GIVEN REQUEST
Can you pull out the rows below verbatim, beginning at the line that contains "Decompose this screenshot" and stopping after the line that contains "width-label: Template width"?

ENTRIES SUPPLIED
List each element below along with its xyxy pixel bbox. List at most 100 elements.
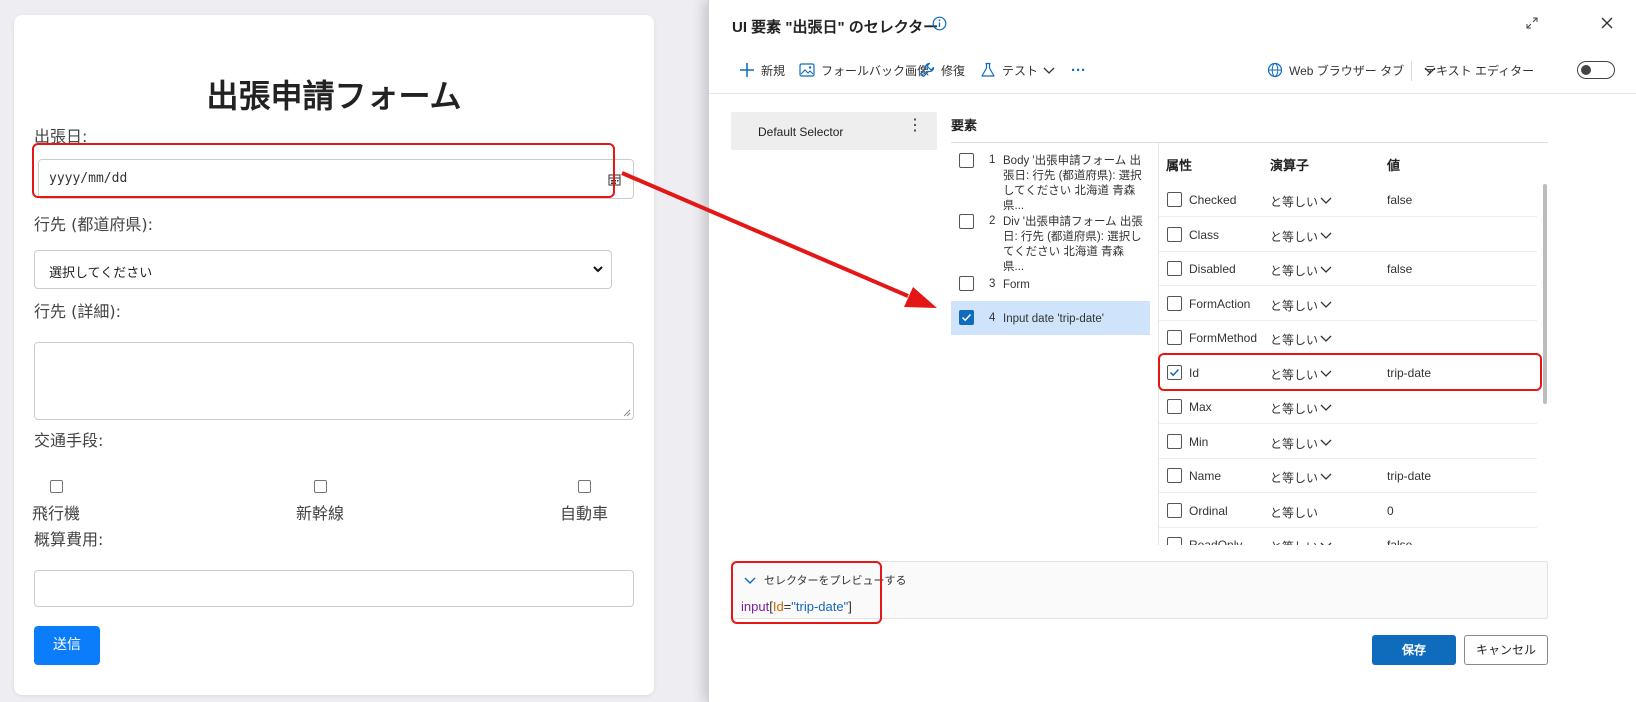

---

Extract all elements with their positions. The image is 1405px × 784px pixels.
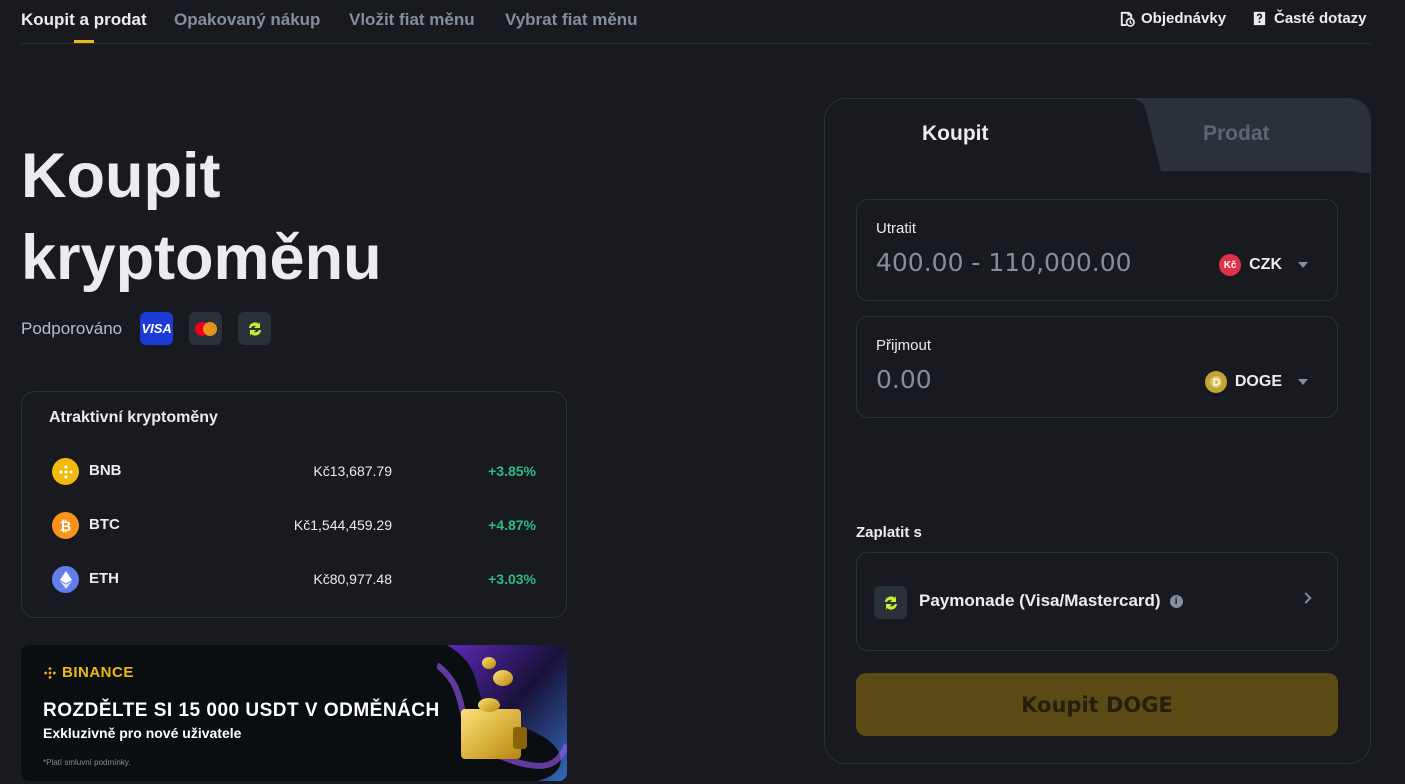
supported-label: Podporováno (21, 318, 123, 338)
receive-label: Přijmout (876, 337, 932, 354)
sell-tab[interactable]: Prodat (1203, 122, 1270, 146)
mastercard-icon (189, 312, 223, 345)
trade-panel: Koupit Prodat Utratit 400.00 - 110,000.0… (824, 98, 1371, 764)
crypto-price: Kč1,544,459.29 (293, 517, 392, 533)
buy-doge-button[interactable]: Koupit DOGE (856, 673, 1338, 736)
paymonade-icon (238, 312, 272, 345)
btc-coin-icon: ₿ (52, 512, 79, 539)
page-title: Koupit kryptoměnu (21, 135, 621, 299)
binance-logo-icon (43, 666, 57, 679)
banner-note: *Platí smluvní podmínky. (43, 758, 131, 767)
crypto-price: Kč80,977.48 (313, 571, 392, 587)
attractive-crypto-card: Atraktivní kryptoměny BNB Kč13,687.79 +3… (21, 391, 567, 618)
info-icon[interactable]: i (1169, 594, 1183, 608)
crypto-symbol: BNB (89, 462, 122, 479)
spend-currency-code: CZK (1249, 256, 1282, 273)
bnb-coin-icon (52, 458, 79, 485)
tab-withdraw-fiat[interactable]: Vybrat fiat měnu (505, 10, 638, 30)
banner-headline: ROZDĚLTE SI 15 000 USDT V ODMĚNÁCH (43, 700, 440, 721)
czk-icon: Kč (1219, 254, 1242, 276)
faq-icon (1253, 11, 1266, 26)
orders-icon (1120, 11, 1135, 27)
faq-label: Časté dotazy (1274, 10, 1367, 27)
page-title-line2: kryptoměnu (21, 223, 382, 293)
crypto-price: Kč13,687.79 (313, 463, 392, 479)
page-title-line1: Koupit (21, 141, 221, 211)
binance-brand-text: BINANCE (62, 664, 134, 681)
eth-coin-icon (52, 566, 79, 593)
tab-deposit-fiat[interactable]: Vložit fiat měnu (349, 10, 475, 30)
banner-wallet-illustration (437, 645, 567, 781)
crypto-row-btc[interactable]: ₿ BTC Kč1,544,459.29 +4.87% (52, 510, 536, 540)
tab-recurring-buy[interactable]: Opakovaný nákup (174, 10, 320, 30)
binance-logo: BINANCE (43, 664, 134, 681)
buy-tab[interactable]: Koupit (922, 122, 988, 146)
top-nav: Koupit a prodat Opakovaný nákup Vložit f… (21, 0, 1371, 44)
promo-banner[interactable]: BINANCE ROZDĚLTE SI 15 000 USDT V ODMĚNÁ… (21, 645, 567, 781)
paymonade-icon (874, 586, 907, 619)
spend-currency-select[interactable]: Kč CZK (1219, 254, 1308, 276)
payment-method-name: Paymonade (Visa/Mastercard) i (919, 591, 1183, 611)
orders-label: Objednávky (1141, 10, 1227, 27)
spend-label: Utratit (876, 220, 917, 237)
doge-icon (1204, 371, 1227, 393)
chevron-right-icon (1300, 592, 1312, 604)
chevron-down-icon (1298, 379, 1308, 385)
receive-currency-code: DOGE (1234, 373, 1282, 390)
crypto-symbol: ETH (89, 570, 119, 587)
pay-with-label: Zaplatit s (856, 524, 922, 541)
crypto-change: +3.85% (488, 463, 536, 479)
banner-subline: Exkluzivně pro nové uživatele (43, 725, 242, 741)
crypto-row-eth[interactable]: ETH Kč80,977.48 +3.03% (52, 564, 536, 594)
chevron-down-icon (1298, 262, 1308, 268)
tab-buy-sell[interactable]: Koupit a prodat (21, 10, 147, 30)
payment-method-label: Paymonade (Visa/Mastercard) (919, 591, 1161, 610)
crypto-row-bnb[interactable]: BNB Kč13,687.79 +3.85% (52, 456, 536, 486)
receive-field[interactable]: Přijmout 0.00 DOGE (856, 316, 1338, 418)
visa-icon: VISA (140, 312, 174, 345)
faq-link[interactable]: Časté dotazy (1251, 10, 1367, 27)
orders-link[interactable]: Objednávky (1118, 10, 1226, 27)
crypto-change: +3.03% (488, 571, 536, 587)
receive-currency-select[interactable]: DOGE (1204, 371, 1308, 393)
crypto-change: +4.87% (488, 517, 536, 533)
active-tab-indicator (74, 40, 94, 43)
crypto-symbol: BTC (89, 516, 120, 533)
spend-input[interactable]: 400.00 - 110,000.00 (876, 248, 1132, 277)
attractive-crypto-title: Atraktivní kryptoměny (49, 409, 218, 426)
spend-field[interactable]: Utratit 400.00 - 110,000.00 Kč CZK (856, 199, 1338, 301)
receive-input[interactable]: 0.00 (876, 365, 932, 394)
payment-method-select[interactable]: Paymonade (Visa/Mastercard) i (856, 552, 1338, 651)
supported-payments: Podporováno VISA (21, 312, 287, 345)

---

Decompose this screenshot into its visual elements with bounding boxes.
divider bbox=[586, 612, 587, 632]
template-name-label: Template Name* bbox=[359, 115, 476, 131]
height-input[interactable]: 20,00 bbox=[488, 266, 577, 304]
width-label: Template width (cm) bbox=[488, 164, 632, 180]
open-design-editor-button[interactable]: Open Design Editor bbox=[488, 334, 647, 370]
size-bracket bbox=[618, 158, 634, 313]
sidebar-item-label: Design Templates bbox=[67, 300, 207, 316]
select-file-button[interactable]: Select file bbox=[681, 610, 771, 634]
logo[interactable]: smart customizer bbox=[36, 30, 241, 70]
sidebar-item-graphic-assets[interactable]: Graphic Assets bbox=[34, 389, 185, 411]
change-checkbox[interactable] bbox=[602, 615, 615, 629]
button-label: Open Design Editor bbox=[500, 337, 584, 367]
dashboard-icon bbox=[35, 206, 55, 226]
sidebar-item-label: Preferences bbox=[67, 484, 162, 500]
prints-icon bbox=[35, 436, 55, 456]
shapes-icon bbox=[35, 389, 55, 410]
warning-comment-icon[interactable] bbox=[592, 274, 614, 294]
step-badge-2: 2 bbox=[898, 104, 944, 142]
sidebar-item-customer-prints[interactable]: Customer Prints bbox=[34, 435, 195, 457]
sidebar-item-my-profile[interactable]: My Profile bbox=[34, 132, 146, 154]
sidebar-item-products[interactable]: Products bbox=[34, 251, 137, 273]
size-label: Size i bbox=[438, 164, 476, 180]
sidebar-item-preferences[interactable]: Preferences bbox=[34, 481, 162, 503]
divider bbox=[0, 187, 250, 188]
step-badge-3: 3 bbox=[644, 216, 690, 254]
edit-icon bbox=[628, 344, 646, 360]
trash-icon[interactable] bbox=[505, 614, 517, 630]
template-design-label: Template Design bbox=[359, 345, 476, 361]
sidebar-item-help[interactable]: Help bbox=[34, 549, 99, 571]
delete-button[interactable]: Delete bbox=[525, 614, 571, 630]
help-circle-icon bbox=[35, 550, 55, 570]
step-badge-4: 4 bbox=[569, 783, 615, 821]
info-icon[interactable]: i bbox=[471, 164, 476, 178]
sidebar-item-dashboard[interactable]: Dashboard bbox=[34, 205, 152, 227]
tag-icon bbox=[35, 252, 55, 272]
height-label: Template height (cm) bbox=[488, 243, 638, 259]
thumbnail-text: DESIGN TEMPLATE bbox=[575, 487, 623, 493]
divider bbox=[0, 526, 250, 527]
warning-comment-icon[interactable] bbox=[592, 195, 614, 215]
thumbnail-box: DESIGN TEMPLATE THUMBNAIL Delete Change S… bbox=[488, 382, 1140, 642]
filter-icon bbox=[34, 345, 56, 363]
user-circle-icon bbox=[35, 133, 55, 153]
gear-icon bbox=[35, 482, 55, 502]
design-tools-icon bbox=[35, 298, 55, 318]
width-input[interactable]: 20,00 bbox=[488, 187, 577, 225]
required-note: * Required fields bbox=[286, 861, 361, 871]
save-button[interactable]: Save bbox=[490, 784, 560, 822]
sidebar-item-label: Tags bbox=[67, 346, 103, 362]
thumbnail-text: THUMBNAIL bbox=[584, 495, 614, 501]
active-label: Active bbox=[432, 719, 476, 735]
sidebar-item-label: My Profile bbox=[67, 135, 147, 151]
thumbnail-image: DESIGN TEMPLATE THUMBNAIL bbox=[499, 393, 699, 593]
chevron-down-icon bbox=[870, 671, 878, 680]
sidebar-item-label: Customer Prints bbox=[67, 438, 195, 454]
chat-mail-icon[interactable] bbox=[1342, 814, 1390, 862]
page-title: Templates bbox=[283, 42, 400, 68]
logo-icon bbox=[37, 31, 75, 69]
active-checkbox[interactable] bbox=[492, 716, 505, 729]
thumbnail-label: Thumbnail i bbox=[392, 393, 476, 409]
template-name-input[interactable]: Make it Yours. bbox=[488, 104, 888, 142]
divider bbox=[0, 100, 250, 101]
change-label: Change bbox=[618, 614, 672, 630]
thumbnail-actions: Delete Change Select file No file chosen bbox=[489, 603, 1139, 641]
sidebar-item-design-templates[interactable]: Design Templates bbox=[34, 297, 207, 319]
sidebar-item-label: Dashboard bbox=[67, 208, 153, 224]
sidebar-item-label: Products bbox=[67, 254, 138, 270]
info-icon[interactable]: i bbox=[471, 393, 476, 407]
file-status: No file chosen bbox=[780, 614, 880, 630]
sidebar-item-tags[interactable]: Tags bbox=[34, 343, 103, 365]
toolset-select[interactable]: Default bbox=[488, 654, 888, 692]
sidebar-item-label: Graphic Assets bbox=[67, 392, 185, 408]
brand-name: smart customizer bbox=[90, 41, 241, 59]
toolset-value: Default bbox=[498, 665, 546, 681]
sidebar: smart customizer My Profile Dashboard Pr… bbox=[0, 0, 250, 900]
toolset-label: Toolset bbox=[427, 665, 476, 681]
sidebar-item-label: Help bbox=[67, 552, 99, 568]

RESULT OF THIS TASK
Decompose this screenshot into its visual elements with bounding boxes.
divider bbox=[586, 612, 587, 632]
template-name-label: Template Name* bbox=[359, 115, 476, 131]
height-input[interactable]: 20,00 bbox=[488, 266, 577, 304]
width-label: Template width (cm) bbox=[488, 164, 632, 180]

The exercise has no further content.